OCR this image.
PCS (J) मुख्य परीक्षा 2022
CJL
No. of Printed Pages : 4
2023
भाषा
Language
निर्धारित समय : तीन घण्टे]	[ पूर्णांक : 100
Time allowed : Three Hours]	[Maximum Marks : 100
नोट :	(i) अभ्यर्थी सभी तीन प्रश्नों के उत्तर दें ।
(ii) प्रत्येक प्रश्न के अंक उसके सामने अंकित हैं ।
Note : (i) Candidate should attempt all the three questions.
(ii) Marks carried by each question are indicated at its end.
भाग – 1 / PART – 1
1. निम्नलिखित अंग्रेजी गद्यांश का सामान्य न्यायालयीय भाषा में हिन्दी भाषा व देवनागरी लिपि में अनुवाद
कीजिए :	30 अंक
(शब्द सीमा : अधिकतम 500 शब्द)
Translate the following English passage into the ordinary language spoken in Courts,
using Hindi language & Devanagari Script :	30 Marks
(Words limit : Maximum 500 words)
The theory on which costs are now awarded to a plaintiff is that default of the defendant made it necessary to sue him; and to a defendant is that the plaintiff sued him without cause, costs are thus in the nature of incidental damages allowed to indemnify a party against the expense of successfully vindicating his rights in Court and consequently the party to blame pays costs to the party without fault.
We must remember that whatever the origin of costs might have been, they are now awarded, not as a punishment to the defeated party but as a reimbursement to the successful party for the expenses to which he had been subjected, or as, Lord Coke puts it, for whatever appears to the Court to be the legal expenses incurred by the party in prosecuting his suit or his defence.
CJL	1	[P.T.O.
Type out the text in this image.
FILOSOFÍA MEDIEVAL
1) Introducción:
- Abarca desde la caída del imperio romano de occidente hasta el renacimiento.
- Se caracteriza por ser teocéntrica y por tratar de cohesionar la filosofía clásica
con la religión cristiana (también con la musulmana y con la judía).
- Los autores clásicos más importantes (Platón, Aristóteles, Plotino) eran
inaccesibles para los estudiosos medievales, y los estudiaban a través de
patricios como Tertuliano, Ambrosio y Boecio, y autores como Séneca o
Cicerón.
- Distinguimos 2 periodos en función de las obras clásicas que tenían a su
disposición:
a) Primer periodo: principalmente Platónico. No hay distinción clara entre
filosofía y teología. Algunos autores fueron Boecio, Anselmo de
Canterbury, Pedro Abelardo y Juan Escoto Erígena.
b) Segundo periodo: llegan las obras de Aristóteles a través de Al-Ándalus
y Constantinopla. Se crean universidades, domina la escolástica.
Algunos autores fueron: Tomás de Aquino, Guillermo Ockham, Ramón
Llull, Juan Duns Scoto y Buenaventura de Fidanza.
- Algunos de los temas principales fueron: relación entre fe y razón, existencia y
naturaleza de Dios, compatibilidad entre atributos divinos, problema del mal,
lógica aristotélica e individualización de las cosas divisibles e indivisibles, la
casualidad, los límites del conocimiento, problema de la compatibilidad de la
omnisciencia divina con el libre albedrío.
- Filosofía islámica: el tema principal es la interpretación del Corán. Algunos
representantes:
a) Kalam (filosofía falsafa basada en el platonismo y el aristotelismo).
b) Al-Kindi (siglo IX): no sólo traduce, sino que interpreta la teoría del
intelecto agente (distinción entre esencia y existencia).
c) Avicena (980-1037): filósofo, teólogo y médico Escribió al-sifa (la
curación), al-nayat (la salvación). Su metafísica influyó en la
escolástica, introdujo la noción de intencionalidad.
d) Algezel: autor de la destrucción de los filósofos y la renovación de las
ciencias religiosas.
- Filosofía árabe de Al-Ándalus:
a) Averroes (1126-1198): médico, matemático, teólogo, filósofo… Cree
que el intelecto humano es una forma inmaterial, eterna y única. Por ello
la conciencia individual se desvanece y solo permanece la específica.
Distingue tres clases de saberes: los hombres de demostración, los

++++++++++

◆ **Instruction**:
Set all of the entries down again, exactly as they were given.

◆ **Answer to this problem**:
OCR this image.
PCS (J) मुख्य परीक्षा 2022
CJL
No. of Printed Pages : 4
2023
भाषा
Language
निर्धारित समय : तीन घण्टे]	[ पूर्णांक : 100
Time allowed : Three Hours]	[Maximum Marks : 100
नोट :	(i) अभ्यर्थी सभी तीन प्रश्नों के उत्तर दें ।
(ii) प्रत्येक प्रश्न के अंक उसके सामने अंकित हैं ।
Note : (i) Candidate should attempt all the three questions.
(ii) Marks carried by each question are indicated at its end.
भाग – 1 / PART – 1
1. निम्नलिखित अंग्रेजी गद्यांश का सामान्य न्यायालयीय भाषा में हिन्दी भाषा व देवनागरी लिपि में अनुवाद
कीजिए :	30 अंक
(शब्द सीमा : अधिकतम 500 शब्द)
Translate the following English passage into the ordinary language spoken in Courts,
using Hindi language & Devanagari Script :	30 Marks
(Words limit : Maximum 500 words)
The theory on which costs are now awarded to a plaintiff is that default of the defendant made it necessary to sue him; and to a defendant is that the plaintiff sued him without cause, costs are thus in the nature of incidental damages allowed to indemnify a party against the expense of successfully vindicating his rights in Court and consequently the party to blame pays costs to the party without fault.
We must remember that whatever the origin of costs might have been, they are now awarded, not as a punishment to the defeated party but as a reimbursement to the successful party for the expenses to which he had been subjected, or as, Lord Coke puts it, for whatever appears to the Court to be the legal expenses incurred by the party in prosecuting his suit or his defence.
CJL	1	[P.T.O.
Type out the text in this image.
FILOSOFÍA MEDIEVAL
1) Introducción:
- Abarca desde la caída del imperio romano de occidente hasta el renacimiento.
- Se caracteriza por ser teocéntrica y por tratar de cohesionar la filosofía clásica
con la religión cristiana (también con la musulmana y con la judía).
- Los autores clásicos más importantes (Platón, Aristóteles, Plotino) eran
inaccesibles para los estudiosos medievales, y los estudiaban a través de
patricios como Tertuliano, Ambrosio y Boecio, y autores como Séneca o
Cicerón.
- Distinguimos 2 periodos en función de las obras clásicas que tenían a su
disposición:
a) Primer periodo: principalmente Platónico. No hay distinción clara entre
filosofía y teología. Algunos autores fueron Boecio, Anselmo de
Canterbury, Pedro Abelardo y Juan Escoto Erígena.
b) Segundo periodo: llegan las obras de Aristóteles a través de Al-Ándalus
y Constantinopla. Se crean universidades, domina la escolástica.
Algunos autores fueron: Tomás de Aquino, Guillermo Ockham, Ramón
Llull, Juan Duns Scoto y Buenaventura de Fidanza.
- Algunos de los temas principales fueron: relación entre fe y razón, existencia y
naturaleza de Dios, compatibilidad entre atributos divinos, problema del mal,
lógica aristotélica e individualización de las cosas divisibles e indivisibles, la
casualidad, los límites del conocimiento, problema de la compatibilidad de la
omnisciencia divina con el libre albedrío.
- Filosofía islámica: el tema principal es la interpretación del Corán. Algunos
representantes:
a) Kalam (filosofía falsafa basada en el platonismo y el aristotelismo).
b) Al-Kindi (siglo IX): no sólo traduce, sino que interpreta la teoría del
intelecto agente (distinción entre esencia y existencia).
c) Avicena (980-1037): filósofo, teólogo y médico Escribió al-sifa (la
curación), al-nayat (la salvación). Su metafísica influyó en la
escolástica, introdujo la noción de intencionalidad.
d) Algezel: autor de la destrucción de los filósofos y la renovación de las
ciencias religiosas.
- Filosofía árabe de Al-Ándalus:
a) Averroes (1126-1198): médico, matemático, teólogo, filósofo… Cree
que el intelecto humano es una forma inmaterial, eterna y única. Por ello
la conciencia individual se desvanece y solo permanece la específica.
Distingue tres clases de saberes: los hombres de demostración, los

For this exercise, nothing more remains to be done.